>> Start PROVIDED RECORDS
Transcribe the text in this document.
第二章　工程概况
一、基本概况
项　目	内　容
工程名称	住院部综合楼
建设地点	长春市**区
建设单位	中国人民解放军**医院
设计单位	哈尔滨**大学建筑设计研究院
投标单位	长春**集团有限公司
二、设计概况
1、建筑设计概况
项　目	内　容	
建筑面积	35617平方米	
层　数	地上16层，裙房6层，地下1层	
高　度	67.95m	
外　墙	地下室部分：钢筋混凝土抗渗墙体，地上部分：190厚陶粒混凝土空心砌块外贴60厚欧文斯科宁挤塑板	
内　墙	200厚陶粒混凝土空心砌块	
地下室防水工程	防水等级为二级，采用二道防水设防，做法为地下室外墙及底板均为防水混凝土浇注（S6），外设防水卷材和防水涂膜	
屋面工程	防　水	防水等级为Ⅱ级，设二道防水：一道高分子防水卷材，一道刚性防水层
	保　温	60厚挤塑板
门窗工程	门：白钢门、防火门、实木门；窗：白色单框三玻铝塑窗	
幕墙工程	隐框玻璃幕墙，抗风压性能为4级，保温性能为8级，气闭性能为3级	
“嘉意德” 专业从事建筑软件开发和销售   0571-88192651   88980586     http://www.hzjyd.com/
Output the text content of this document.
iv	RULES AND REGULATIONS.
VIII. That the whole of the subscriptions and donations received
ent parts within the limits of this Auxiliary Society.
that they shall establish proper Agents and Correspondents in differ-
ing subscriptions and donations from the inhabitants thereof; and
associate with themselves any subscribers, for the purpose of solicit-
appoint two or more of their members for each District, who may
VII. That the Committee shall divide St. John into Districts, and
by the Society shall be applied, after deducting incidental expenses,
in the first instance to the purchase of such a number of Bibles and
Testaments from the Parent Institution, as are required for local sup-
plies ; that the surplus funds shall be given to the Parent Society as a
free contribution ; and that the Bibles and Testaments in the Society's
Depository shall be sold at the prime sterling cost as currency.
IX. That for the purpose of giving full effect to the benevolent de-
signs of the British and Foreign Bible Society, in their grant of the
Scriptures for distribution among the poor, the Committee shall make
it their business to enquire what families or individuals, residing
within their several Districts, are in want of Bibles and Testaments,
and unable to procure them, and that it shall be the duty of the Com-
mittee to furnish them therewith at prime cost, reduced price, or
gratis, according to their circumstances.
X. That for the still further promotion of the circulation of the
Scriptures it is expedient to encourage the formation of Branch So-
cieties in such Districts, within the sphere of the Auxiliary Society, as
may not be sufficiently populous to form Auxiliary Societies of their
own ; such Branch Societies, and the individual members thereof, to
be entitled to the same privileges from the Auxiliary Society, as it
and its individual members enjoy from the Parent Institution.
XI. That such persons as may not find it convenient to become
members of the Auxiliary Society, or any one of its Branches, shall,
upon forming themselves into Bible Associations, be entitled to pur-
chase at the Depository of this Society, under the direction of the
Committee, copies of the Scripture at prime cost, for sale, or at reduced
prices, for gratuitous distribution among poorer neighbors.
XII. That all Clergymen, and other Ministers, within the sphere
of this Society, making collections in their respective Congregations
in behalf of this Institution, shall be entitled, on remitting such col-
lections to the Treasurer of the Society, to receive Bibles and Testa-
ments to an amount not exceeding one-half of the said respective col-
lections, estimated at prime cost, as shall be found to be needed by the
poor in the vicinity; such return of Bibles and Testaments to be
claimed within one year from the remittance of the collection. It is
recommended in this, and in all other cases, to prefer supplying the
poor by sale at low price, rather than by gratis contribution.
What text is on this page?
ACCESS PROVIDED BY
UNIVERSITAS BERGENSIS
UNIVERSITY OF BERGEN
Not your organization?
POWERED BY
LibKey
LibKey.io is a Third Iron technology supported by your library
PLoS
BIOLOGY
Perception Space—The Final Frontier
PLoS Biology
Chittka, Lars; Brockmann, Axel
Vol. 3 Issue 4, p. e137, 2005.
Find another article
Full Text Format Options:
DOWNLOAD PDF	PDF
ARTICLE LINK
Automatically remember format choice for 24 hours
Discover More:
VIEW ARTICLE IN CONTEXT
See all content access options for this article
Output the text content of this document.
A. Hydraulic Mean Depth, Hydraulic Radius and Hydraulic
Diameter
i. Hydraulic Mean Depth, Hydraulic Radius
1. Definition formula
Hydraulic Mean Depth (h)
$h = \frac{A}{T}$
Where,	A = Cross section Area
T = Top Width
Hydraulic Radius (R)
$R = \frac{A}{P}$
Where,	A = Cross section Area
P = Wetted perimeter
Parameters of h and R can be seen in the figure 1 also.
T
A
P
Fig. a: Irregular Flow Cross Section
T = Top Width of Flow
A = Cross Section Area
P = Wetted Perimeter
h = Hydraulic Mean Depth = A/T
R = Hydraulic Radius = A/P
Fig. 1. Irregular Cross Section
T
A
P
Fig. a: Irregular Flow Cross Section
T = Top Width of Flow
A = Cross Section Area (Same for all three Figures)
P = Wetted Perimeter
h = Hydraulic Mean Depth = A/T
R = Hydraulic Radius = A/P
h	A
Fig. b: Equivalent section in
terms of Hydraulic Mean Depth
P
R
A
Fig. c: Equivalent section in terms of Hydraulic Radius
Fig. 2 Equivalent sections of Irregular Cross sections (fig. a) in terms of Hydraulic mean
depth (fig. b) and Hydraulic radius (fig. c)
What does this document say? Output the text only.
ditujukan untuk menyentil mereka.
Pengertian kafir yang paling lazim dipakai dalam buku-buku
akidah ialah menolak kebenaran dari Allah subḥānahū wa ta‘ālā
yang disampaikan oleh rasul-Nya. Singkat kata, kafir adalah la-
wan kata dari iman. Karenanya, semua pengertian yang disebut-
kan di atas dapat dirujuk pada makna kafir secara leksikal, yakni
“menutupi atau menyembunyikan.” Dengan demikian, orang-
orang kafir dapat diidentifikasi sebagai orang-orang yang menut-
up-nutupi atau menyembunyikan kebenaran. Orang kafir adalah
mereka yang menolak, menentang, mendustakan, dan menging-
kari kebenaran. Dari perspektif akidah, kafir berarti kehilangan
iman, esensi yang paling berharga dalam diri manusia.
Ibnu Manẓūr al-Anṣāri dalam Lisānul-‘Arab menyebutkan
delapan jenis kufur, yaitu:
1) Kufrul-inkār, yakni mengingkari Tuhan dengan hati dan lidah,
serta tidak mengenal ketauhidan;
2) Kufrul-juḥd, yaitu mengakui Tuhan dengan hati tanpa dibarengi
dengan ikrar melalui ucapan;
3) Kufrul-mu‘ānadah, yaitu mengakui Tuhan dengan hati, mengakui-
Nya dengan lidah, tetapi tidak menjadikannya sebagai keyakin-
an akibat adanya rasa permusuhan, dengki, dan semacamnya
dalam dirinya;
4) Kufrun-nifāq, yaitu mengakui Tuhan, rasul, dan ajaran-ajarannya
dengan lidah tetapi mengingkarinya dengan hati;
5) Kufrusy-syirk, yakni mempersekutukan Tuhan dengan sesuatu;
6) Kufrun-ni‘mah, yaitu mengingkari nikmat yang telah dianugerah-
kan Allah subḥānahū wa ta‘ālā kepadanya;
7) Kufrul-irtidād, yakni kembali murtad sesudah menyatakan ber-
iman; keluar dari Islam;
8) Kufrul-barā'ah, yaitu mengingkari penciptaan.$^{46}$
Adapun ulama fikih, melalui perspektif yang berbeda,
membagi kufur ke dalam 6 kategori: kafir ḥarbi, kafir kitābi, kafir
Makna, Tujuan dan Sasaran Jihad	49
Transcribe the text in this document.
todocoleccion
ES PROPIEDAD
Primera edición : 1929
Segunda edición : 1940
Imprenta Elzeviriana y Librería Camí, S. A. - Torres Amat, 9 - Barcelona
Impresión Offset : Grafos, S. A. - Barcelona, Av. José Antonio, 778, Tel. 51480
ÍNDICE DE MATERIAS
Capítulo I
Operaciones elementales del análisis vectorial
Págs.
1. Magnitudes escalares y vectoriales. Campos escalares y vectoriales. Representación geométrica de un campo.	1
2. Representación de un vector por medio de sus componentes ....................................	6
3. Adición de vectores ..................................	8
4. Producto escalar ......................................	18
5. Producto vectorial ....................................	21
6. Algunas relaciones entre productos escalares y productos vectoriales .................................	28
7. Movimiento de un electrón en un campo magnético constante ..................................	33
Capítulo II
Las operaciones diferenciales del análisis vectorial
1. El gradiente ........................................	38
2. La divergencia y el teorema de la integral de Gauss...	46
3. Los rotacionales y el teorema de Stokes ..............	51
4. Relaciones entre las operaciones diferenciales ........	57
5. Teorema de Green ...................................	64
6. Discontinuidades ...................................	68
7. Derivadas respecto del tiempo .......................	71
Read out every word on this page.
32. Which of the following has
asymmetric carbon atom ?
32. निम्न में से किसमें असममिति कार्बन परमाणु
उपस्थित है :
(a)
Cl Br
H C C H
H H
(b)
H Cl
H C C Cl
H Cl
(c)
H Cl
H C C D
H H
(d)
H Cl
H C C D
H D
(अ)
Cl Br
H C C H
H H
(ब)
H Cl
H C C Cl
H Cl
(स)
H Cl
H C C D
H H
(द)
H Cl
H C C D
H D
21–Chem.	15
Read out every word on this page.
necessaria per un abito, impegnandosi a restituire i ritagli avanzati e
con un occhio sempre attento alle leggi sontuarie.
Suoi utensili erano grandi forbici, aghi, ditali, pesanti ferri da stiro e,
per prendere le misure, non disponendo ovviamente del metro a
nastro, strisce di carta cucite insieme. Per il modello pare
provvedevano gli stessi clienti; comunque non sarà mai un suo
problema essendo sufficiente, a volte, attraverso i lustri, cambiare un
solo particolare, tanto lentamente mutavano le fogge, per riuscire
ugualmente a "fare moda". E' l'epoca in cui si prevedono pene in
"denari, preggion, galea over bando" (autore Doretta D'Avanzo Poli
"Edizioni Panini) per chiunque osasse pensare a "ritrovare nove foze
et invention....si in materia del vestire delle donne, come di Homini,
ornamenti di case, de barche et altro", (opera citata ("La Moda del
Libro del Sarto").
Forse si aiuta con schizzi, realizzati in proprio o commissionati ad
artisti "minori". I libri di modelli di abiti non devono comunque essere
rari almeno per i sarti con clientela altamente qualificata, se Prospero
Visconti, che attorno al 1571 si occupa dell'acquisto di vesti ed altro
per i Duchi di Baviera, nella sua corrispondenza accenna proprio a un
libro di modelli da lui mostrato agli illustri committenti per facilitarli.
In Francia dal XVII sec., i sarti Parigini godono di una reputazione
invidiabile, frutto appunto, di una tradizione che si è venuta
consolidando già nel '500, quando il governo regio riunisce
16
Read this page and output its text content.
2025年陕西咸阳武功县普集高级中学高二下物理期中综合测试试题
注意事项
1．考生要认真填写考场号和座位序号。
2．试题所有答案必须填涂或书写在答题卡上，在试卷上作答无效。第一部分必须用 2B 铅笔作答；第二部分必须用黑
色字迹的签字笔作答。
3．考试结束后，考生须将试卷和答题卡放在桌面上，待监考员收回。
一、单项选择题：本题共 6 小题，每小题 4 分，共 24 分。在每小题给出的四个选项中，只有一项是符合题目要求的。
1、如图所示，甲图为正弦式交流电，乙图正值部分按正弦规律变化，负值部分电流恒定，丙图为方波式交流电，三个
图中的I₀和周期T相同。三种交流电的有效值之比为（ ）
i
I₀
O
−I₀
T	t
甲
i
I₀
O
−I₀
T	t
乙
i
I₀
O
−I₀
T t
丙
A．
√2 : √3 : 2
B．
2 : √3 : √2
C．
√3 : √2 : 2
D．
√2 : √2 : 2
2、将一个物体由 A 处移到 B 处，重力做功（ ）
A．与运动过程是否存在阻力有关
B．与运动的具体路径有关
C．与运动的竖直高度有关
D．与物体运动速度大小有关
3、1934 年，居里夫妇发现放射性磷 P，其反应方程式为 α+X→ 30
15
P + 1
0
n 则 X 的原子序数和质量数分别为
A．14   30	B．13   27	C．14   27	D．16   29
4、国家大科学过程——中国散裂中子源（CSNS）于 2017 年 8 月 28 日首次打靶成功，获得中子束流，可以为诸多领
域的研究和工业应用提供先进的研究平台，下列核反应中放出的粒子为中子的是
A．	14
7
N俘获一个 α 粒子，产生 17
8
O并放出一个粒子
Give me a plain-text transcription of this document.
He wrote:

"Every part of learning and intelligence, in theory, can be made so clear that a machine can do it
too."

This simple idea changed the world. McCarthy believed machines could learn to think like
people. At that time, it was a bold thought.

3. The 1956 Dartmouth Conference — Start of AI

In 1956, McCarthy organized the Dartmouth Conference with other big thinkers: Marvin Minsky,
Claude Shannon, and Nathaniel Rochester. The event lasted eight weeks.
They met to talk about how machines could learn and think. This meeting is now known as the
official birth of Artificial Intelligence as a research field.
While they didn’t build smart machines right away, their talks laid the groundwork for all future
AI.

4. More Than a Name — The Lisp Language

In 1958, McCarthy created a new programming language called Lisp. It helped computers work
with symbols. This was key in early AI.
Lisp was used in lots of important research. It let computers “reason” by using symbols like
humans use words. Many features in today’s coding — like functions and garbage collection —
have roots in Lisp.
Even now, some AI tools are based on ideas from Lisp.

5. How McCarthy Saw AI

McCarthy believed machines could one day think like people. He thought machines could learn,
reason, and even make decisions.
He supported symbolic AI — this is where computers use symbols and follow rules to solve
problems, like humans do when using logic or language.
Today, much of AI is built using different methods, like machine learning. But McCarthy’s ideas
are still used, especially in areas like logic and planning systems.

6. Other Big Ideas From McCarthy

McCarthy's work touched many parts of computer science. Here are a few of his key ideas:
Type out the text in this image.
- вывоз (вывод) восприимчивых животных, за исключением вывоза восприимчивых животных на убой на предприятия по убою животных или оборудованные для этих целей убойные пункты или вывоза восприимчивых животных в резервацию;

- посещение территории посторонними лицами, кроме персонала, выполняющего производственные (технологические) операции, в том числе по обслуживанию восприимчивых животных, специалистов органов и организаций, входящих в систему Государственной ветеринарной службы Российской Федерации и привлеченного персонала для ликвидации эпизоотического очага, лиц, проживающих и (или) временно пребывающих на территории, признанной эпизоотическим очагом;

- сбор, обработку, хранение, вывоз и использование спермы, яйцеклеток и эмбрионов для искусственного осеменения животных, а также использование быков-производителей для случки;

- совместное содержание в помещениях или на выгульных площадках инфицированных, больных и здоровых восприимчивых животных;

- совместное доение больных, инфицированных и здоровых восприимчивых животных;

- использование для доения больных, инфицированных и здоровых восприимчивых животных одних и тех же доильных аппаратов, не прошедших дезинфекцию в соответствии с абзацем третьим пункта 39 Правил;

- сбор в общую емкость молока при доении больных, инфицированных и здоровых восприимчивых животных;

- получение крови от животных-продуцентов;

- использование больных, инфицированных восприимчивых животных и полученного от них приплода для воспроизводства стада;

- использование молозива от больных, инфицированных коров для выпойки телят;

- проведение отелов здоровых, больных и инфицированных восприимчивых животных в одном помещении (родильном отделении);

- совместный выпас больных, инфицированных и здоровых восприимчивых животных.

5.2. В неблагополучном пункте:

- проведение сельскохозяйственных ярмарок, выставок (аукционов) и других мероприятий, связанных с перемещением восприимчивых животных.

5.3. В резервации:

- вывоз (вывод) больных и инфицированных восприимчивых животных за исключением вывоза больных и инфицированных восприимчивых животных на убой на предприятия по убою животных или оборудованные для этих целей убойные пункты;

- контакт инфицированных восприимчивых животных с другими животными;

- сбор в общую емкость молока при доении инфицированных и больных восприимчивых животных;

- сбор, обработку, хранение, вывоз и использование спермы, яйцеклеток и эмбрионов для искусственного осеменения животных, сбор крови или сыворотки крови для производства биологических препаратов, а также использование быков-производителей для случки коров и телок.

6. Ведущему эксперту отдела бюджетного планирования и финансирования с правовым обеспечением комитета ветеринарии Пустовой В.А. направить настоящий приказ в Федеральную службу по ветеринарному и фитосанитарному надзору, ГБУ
>> End PROVIDED RECORDS
YOUR GOAL: Wherever a line in the data above holds "убою", copy that line.

FINAL RESULT:
- вывоз (вывод) восприимчивых животных, за исключением вывоза восприимчивых животных на убой на предприятия по убою животных или оборудованные для этих целей убойные пункты или вывоза восприимчивых животных в резервацию;
- вывоз (вывод) больных и инфицированных восприимчивых животных за исключением вывоза больных и инфицированных восприимчивых животных на убой на предприятия по убою животных или оборудованные для этих целей убойные пункты;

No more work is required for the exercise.